■ **WHAT TO PRODUCE**:
Drop all images and give the records again exactly.

* Start GIVEN RECORDS *

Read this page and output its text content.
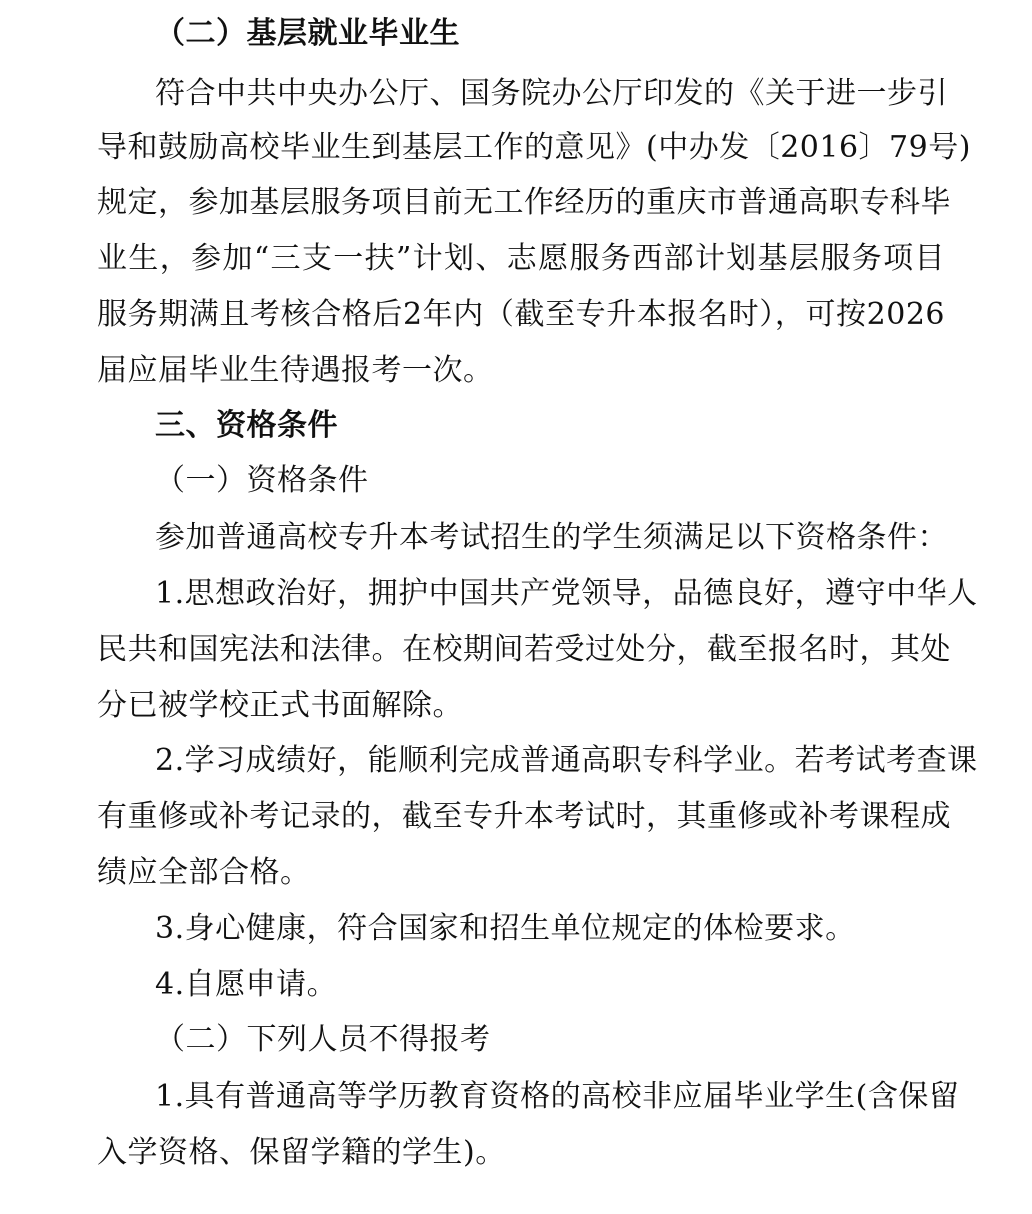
（二）基层就业毕业生
符合中共中央办公厅、国务院办公厅印发的《关于进一步引
导和鼓励高校毕业生到基层工作的意见》(中办发〔2016〕79号)
规定，参加基层服务项目前无工作经历的重庆市普通高职专科毕
业生，参加“三支一扶”计划、志愿服务西部计划基层服务项目
服务期满且考核合格后2年内（截至专升本报名时），可按2026
届应届毕业生待遇报考一次。
三、资格条件
（一）资格条件
参加普通高校专升本考试招生的学生须满足以下资格条件：
1.思想政治好，拥护中国共产党领导，品德良好，遵守中华人
民共和国宪法和法律。在校期间若受过处分，截至报名时，其处
分已被学校正式书面解除。
2.学习成绩好，能顺利完成普通高职专科学业。若考试考查课
有重修或补考记录的，截至专升本考试时，其重修或补考课程成
绩应全部合格。
3.身心健康，符合国家和招生单位规定的体检要求。
4.自愿申请。
（二）下列人员不得报考
1.具有普通高等学历教育资格的高校非应届毕业学生(含保留
入学资格、保留学籍的学生)。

* End GIVEN RECORDS *

■ **RESPONSE TO THIS EXERCISE**:
Read this page and output its text content.
（二）基层就业毕业生
符合中共中央办公厅、国务院办公厅印发的《关于进一步引
导和鼓励高校毕业生到基层工作的意见》(中办发〔2016〕79号)
规定，参加基层服务项目前无工作经历的重庆市普通高职专科毕
业生，参加“三支一扶”计划、志愿服务西部计划基层服务项目
服务期满且考核合格后2年内（截至专升本报名时），可按2026
届应届毕业生待遇报考一次。
三、资格条件
（一）资格条件
参加普通高校专升本考试招生的学生须满足以下资格条件：
1.思想政治好，拥护中国共产党领导，品德良好，遵守中华人
民共和国宪法和法律。在校期间若受过处分，截至报名时，其处
分已被学校正式书面解除。
2.学习成绩好，能顺利完成普通高职专科学业。若考试考查课
有重修或补考记录的，截至专升本考试时，其重修或补考课程成
绩应全部合格。
3.身心健康，符合国家和招生单位规定的体检要求。
4.自愿申请。
（二）下列人员不得报考
1.具有普通高等学历教育资格的高校非应届毕业学生(含保留
入学资格、保留学籍的学生)。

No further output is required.